• **Instructions for the task**
Where a line contains the word "変動吸収特性核を使用", copy that line.

• **Recorded information**
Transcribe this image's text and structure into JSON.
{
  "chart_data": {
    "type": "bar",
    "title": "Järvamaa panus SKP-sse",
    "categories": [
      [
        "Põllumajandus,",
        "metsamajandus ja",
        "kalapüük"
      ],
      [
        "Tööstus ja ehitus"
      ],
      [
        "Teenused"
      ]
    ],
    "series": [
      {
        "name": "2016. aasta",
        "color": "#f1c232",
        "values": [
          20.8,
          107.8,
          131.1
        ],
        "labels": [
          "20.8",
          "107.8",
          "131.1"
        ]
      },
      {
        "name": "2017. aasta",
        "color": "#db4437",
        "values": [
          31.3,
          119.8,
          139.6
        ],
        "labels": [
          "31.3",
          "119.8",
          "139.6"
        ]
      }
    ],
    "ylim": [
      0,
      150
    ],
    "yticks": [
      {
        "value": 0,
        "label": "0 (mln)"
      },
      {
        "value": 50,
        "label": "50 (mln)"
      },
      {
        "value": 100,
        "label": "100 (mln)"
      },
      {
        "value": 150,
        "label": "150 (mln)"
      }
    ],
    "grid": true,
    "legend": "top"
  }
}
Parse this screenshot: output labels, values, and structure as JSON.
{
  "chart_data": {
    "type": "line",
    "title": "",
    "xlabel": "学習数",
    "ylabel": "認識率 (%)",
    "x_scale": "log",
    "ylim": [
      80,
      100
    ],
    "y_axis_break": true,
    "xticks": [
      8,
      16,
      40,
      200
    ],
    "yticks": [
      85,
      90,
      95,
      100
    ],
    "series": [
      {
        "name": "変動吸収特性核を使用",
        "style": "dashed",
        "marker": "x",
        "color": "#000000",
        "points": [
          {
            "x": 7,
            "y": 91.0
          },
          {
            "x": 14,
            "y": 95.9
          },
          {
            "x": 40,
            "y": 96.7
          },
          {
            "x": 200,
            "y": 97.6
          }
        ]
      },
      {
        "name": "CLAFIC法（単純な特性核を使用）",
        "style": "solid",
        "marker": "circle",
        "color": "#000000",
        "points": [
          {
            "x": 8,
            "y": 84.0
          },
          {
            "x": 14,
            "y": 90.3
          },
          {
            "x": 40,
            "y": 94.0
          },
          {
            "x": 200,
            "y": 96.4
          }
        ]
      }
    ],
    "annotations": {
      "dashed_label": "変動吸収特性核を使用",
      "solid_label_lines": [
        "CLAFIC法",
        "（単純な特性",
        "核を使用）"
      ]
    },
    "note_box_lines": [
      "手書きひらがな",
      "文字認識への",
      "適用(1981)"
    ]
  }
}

• **Solution to the problem**
        "name": "変動吸収特性核を使用",
      "dashed_label": "変動吸収特性核を使用",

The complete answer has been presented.